Provided data:
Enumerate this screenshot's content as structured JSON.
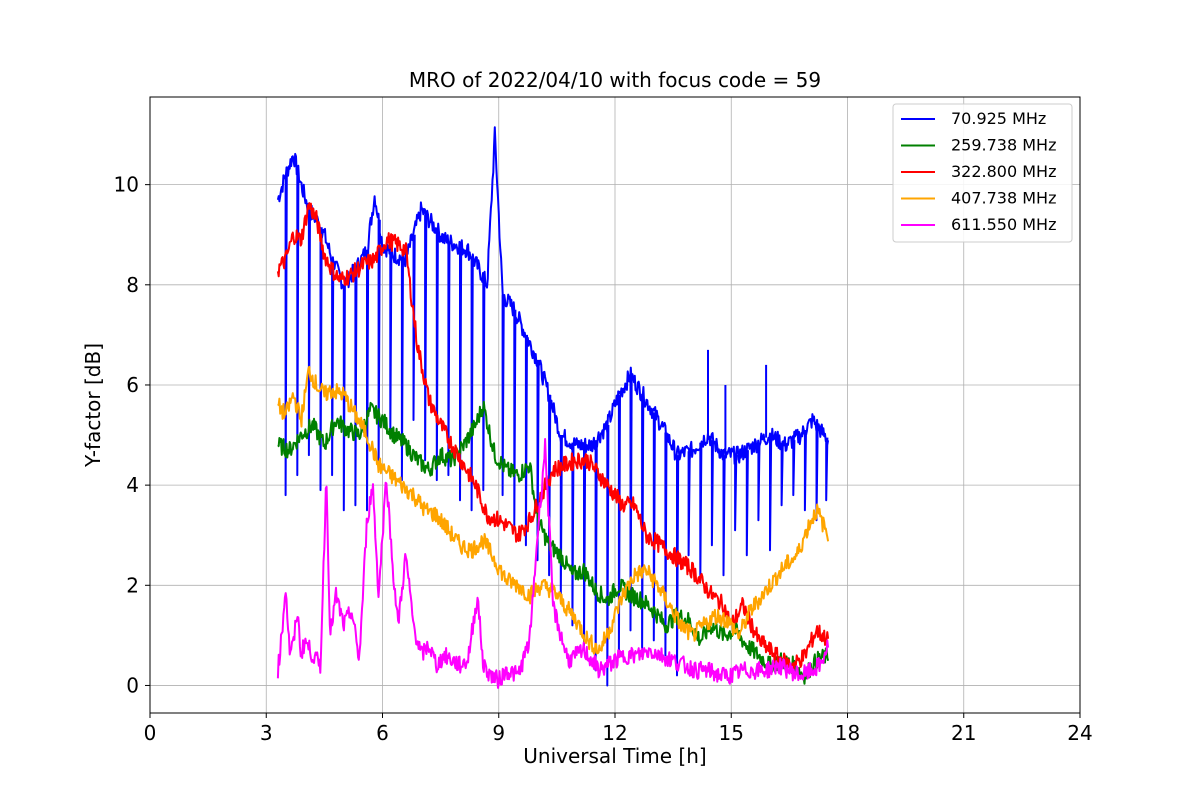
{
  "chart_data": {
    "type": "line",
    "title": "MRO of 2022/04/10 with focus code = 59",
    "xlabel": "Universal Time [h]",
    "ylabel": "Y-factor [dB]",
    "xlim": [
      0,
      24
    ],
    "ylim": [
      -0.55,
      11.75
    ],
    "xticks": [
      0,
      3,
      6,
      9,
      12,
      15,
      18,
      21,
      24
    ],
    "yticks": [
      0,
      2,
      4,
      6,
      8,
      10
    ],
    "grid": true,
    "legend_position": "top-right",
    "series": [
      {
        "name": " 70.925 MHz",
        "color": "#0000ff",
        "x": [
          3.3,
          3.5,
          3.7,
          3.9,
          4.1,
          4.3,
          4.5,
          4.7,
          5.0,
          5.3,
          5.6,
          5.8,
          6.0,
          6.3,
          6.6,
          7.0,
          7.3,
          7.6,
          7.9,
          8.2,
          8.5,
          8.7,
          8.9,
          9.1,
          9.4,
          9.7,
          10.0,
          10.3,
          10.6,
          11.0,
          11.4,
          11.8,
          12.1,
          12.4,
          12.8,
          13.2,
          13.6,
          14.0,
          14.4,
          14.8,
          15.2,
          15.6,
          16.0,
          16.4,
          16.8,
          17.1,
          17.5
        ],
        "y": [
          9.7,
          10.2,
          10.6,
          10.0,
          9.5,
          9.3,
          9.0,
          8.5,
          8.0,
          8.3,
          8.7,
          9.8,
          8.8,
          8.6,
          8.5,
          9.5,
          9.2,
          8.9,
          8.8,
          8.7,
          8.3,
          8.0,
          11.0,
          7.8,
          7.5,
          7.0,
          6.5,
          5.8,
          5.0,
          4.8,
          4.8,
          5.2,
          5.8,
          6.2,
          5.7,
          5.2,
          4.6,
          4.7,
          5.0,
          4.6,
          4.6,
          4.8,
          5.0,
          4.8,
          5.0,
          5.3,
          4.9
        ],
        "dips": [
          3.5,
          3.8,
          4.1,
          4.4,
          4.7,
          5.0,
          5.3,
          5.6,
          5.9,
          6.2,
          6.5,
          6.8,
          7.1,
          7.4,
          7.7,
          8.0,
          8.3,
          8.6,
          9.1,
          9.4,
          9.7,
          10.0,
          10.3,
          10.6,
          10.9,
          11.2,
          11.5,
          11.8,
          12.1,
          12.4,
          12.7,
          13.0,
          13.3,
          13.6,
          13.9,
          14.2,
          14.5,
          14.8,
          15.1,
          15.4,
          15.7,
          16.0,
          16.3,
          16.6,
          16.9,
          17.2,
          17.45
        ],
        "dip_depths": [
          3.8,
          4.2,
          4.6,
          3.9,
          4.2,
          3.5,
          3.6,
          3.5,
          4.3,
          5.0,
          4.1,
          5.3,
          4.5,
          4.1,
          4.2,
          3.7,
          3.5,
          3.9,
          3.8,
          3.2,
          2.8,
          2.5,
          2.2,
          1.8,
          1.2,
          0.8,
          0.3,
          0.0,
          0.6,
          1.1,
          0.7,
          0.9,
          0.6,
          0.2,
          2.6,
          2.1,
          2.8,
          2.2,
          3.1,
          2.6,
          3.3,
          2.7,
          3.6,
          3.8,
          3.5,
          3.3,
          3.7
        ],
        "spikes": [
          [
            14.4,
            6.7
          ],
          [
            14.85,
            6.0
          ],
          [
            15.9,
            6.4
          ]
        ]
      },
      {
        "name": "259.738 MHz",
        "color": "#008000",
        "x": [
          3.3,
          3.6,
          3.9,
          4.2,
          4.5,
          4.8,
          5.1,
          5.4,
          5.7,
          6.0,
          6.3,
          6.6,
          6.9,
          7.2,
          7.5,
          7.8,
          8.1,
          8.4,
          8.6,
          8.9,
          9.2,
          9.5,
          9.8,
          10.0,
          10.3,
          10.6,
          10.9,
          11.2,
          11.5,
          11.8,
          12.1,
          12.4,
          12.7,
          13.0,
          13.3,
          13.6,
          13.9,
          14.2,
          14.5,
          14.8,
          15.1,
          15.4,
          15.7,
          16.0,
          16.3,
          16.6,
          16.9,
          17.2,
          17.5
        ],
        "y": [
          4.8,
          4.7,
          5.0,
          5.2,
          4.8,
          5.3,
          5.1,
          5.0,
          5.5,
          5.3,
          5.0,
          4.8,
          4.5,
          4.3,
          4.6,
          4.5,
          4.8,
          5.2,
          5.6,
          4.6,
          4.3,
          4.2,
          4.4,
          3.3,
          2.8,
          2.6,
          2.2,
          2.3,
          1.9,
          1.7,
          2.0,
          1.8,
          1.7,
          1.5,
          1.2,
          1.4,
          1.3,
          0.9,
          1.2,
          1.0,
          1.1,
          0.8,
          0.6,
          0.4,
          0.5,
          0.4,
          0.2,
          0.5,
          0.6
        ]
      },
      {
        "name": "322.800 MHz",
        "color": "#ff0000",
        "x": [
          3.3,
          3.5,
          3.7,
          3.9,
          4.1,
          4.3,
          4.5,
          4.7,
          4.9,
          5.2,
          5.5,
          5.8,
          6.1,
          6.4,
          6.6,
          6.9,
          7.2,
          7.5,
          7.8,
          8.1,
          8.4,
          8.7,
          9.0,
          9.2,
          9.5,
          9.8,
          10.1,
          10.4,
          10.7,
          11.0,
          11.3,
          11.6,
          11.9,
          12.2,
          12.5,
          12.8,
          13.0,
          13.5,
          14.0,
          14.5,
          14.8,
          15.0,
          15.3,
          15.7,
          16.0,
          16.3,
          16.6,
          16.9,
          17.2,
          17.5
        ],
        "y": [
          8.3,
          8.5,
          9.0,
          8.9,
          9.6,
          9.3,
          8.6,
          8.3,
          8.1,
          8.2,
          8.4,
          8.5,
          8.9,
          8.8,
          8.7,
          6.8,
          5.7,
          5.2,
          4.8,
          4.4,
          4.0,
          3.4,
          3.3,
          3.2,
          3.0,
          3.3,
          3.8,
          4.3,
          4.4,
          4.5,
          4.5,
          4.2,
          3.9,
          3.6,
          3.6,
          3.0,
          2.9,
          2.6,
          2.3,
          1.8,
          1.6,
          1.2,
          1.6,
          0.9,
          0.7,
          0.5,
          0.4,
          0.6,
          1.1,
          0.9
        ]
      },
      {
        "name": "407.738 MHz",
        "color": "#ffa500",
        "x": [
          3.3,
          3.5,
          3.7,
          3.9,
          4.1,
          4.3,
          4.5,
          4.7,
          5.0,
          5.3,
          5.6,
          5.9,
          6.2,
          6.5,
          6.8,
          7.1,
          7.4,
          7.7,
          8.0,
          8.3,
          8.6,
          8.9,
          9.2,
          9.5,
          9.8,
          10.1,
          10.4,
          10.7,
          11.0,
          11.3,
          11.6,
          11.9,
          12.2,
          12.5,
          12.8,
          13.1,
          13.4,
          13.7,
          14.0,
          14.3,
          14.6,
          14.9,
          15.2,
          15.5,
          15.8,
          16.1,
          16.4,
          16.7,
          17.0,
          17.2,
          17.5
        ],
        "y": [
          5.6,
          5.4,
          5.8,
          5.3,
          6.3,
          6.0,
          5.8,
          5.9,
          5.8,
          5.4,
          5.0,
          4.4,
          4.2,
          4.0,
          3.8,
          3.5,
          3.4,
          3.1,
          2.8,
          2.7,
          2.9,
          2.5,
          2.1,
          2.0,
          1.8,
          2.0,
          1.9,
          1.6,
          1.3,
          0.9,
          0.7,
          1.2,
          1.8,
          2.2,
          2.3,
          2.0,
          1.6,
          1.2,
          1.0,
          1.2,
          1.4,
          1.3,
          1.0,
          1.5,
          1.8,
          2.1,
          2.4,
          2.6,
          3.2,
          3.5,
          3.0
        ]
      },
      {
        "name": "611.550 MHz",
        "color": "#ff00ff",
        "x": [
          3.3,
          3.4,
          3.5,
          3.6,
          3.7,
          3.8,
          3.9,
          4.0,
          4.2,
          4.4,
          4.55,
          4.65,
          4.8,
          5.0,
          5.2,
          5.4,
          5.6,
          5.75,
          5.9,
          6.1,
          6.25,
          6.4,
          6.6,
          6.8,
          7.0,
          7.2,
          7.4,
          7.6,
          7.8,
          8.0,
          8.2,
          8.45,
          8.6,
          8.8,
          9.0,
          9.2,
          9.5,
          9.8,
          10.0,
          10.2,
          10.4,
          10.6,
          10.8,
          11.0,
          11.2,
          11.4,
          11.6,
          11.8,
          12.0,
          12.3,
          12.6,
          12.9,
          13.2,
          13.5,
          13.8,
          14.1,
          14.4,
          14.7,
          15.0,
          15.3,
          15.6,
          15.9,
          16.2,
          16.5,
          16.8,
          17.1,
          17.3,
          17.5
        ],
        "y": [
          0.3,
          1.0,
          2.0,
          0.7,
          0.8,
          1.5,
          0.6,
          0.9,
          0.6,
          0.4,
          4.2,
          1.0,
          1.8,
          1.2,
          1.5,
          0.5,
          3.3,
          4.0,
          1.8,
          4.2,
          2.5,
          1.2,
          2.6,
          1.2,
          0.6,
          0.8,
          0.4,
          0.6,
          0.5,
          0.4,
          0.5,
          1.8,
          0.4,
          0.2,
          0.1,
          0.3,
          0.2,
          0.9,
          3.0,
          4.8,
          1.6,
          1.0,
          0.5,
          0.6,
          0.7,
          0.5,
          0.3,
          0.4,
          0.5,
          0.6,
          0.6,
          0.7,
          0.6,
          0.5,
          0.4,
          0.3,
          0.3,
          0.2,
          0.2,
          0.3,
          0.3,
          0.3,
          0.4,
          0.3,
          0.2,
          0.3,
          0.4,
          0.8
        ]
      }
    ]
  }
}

...

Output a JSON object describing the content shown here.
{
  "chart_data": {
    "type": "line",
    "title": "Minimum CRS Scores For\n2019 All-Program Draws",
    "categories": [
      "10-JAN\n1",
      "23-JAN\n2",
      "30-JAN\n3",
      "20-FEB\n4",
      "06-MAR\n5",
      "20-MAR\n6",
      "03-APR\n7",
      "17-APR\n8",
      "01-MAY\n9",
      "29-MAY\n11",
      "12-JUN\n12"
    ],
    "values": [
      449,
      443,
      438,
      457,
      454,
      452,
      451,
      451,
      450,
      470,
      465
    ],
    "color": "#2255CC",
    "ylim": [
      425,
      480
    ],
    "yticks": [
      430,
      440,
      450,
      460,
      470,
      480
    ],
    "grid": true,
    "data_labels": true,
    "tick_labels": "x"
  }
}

Brief: Locate all lines holding the word "content", then copy them out.

Result below:
Enumerate this screenshot's content as structured JSON.
Output a JSON object describing the content shown here.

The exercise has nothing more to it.